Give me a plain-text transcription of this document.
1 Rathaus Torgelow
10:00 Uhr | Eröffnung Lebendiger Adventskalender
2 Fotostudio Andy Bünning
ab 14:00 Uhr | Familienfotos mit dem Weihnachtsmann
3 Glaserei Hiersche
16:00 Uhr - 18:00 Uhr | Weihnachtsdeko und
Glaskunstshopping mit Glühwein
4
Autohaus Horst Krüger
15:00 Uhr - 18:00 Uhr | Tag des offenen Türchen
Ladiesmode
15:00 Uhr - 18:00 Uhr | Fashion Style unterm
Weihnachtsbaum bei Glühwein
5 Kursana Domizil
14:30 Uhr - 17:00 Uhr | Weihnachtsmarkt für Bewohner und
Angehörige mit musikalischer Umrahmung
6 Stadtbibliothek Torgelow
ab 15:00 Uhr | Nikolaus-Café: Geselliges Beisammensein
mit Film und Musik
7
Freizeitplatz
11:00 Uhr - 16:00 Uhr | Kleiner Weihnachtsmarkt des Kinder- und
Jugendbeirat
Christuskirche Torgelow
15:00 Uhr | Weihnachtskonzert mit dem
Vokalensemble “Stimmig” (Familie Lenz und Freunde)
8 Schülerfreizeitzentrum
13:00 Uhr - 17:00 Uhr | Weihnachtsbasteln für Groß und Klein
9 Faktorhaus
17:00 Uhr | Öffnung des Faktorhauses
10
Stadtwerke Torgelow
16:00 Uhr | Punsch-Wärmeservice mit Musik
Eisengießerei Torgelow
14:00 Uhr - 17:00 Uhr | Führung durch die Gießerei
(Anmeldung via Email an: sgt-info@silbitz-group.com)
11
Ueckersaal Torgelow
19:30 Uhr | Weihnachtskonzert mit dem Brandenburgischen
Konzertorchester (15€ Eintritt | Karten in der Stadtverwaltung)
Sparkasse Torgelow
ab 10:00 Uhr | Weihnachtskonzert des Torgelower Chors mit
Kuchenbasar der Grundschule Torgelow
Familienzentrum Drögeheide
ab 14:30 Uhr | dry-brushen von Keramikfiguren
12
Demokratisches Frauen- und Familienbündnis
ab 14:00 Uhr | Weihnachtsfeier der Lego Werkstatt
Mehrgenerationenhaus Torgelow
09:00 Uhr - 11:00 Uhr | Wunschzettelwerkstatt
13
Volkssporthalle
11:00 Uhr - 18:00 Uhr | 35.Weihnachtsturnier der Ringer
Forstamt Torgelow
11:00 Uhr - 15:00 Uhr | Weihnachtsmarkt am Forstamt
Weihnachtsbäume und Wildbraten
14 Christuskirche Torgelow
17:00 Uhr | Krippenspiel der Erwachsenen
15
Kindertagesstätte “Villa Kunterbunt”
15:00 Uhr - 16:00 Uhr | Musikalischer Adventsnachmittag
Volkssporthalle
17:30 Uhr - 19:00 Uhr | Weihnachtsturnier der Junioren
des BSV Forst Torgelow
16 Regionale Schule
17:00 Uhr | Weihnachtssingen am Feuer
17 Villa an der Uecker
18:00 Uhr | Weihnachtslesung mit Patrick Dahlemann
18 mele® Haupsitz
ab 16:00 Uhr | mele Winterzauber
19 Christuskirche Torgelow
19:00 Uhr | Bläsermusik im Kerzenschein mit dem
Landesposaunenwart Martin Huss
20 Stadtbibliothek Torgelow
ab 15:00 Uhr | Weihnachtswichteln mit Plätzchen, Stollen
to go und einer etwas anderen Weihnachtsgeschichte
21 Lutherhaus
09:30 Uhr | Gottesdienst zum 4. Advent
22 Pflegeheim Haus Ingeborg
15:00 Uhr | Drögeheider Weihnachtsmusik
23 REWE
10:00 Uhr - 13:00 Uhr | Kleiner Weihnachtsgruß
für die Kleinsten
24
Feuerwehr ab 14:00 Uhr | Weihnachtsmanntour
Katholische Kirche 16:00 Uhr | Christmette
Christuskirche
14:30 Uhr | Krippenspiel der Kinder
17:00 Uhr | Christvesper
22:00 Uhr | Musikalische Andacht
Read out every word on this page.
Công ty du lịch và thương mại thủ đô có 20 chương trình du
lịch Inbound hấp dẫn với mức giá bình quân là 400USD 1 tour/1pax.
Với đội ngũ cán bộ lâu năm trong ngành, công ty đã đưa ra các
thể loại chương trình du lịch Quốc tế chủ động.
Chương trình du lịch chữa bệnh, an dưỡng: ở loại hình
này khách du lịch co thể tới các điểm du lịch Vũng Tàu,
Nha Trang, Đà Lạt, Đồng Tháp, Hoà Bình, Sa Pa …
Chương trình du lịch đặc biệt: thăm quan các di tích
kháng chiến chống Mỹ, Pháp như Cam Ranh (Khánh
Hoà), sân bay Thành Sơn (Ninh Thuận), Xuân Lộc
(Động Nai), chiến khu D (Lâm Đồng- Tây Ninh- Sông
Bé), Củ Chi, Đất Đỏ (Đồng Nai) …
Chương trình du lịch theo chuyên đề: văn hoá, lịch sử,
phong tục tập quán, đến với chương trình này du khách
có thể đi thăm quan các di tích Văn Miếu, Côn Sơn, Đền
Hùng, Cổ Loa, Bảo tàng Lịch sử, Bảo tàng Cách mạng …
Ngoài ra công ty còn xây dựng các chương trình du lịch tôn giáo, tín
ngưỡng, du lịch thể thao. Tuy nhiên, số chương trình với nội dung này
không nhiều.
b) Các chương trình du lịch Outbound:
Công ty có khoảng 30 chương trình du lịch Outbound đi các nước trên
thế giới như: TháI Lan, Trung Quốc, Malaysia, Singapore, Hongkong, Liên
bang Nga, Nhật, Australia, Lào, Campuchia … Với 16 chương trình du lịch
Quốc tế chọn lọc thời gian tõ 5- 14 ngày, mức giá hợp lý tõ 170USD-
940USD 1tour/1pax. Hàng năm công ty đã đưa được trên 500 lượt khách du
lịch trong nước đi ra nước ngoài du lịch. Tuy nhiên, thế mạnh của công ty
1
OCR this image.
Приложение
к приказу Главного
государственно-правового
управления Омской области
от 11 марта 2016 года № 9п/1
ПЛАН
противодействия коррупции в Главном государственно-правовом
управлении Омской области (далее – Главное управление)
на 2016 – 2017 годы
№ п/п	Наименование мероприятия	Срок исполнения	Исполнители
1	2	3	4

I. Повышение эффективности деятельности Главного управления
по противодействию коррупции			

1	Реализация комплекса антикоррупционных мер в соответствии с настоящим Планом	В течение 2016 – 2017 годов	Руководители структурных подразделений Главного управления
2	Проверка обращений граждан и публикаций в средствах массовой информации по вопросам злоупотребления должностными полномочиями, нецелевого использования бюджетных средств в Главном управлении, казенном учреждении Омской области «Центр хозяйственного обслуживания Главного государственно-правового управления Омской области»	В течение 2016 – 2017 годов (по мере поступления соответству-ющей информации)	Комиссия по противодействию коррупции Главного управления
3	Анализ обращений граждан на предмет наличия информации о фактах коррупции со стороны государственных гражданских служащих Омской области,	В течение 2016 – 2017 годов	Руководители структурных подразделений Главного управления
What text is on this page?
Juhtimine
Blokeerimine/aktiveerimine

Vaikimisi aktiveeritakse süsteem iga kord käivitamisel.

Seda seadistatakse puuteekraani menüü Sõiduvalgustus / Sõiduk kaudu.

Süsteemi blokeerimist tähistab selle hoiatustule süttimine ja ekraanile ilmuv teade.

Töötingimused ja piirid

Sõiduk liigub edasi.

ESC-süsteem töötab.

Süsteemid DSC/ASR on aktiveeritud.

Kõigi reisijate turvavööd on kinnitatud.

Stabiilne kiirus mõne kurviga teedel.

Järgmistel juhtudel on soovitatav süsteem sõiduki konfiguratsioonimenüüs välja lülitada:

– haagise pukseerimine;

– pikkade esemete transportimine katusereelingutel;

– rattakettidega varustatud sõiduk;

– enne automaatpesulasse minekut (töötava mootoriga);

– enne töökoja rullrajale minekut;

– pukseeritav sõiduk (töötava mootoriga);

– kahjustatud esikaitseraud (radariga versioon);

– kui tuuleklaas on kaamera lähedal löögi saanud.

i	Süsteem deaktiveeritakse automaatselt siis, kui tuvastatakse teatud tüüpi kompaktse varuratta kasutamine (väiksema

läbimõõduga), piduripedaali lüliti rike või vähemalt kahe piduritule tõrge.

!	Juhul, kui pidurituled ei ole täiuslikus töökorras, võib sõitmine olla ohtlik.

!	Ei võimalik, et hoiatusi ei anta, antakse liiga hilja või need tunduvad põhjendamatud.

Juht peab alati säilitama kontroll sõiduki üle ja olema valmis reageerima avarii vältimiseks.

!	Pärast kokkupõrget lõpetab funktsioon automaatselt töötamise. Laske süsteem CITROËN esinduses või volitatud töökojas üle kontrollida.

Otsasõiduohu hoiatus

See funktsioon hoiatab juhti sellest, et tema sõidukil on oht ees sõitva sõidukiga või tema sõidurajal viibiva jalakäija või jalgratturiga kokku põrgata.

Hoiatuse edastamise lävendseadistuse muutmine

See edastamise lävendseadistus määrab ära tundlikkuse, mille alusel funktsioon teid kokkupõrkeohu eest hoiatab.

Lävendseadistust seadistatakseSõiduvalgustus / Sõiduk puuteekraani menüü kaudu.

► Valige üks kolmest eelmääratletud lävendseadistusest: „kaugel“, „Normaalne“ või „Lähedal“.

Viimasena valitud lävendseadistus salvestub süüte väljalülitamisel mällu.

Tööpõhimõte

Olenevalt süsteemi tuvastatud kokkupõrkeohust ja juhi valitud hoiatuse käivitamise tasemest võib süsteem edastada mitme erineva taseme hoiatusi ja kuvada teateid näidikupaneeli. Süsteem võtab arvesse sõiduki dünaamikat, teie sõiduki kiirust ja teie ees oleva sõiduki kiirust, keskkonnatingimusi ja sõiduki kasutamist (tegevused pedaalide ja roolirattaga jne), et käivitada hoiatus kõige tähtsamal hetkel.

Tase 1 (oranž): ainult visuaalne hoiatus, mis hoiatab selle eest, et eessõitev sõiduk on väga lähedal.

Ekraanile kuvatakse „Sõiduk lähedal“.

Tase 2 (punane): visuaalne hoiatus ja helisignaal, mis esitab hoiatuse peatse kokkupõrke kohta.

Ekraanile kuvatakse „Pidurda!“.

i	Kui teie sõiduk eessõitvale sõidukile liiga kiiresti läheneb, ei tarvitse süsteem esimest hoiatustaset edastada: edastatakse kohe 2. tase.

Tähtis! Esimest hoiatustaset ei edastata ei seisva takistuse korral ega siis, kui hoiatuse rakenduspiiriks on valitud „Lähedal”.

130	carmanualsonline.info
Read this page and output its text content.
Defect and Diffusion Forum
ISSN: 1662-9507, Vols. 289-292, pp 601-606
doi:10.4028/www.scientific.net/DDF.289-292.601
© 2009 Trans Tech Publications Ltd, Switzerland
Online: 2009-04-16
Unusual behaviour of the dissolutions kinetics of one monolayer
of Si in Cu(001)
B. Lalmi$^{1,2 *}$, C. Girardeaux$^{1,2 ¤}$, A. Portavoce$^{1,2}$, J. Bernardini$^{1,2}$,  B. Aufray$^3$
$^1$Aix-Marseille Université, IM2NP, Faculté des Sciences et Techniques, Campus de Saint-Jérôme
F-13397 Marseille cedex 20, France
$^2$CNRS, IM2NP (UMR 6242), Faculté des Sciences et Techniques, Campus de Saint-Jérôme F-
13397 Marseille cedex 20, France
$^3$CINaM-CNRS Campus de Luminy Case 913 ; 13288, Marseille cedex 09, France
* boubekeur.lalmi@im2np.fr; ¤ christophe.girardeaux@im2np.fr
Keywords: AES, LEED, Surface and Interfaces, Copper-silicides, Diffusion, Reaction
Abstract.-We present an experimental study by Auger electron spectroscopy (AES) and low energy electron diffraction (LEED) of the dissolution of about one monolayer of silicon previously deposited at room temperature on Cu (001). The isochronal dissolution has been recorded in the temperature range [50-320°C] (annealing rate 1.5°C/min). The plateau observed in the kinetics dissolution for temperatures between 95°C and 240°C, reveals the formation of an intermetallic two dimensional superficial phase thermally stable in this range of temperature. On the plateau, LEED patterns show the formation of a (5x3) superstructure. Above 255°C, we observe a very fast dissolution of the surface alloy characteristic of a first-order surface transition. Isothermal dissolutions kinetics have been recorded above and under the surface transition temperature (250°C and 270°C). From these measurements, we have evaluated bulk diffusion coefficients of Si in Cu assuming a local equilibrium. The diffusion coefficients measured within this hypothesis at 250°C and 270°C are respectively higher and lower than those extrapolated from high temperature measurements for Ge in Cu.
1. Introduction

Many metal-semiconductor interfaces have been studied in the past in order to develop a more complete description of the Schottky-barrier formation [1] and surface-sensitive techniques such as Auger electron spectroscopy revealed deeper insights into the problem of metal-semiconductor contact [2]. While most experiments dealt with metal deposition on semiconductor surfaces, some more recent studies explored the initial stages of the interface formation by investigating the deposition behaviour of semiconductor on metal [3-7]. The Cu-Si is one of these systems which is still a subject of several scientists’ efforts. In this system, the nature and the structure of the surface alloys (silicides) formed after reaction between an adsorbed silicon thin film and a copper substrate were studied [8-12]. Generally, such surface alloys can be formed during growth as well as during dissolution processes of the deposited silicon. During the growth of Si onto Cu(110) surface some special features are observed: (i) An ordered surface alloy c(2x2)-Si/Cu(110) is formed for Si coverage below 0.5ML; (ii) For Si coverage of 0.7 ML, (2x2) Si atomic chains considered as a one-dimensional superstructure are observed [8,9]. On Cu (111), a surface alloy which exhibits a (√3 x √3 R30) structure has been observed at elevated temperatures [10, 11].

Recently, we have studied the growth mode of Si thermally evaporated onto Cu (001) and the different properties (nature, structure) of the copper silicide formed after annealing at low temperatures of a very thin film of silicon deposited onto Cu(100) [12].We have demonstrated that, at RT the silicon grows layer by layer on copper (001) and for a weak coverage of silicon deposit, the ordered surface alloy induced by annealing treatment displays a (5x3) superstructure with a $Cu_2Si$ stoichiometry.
◇ ◇ ◇ ◇ ◇ ◇ ◇
REQUIREMENTS: Pull every line containing the word "kaudu" out of the material.

FINAL RESULT:
Seda seadistatakse puuteekraani menüü Sõiduvalgustus / Sõiduk kaudu.
Lävendseadistust seadistatakseSõiduvalgustus / Sõiduk puuteekraani menüü kaudu.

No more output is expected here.